Retype all of the data. Every line must match exactly.
━━ EXCERPTED DATA ━━
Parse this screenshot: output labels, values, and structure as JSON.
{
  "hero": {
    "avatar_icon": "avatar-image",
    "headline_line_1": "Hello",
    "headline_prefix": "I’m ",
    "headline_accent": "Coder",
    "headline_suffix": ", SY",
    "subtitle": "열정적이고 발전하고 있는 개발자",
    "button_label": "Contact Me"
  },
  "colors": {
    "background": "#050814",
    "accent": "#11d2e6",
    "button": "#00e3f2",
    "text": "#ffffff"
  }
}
━━━
• ANSWER TO THE PROBLEM:
Parse this screenshot: output labels, values, and structure as JSON.
{
  "hero": {
    "avatar_icon": "avatar-image",
    "headline_line_1": "Hello",
    "headline_prefix": "I’m ",
    "headline_accent": "Coder",
    "headline_suffix": ", SY",
    "subtitle": "열정적이고 발전하고 있는 개발자",
    "button_label": "Contact Me"
  },
  "colors": {
    "background": "#050814",
    "accent": "#11d2e6",
    "button": "#00e3f2",
    "text": "#ffffff"
  }
}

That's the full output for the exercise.